Work out how many lines in the entries contain the string "action", and give nothing but that number.

[Records excerpted from a collection]

════════

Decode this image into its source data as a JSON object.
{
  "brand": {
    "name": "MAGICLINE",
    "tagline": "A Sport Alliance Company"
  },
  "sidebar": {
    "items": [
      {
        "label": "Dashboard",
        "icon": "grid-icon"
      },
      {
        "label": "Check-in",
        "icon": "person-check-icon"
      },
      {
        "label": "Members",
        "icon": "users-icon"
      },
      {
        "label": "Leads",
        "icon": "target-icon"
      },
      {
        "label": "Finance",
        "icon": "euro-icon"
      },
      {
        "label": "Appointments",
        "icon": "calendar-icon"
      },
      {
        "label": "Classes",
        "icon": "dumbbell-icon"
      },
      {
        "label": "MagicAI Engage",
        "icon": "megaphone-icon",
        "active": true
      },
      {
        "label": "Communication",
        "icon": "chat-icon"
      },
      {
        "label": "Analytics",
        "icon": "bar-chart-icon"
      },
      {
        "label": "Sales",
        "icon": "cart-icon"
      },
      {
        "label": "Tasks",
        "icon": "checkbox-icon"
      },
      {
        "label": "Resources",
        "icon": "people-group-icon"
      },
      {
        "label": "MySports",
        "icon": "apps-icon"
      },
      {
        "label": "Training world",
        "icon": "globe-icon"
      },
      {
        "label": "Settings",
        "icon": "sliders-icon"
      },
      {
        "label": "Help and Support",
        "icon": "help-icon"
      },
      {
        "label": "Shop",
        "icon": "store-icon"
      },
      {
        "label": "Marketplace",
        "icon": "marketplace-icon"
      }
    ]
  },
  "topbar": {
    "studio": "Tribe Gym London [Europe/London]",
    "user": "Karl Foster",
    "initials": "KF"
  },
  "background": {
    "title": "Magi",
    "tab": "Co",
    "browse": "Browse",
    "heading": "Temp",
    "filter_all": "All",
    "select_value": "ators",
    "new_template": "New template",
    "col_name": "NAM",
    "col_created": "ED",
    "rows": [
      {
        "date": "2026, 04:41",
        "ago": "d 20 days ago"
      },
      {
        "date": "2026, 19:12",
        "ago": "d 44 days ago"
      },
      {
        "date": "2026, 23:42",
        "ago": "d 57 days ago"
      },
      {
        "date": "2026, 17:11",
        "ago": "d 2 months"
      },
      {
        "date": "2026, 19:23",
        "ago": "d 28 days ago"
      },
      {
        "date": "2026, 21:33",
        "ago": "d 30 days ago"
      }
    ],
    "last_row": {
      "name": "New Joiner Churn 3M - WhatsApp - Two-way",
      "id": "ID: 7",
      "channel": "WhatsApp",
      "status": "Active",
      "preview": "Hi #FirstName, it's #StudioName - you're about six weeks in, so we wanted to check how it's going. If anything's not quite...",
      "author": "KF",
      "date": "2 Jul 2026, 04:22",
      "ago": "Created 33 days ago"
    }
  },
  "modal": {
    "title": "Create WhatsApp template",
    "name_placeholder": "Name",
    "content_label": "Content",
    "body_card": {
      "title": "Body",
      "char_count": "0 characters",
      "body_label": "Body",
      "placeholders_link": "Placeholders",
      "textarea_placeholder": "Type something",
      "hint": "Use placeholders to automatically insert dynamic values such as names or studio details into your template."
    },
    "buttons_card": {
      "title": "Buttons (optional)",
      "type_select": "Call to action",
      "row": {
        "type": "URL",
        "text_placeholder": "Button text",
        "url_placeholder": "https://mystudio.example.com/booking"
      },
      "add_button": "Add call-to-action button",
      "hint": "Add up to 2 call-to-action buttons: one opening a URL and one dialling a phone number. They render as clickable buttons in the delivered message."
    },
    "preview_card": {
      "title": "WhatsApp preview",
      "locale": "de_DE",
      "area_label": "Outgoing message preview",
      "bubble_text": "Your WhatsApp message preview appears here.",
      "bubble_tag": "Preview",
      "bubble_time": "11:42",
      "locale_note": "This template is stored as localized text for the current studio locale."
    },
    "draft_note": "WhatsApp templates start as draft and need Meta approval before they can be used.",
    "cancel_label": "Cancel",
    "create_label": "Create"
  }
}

════════

== REPLY ==
3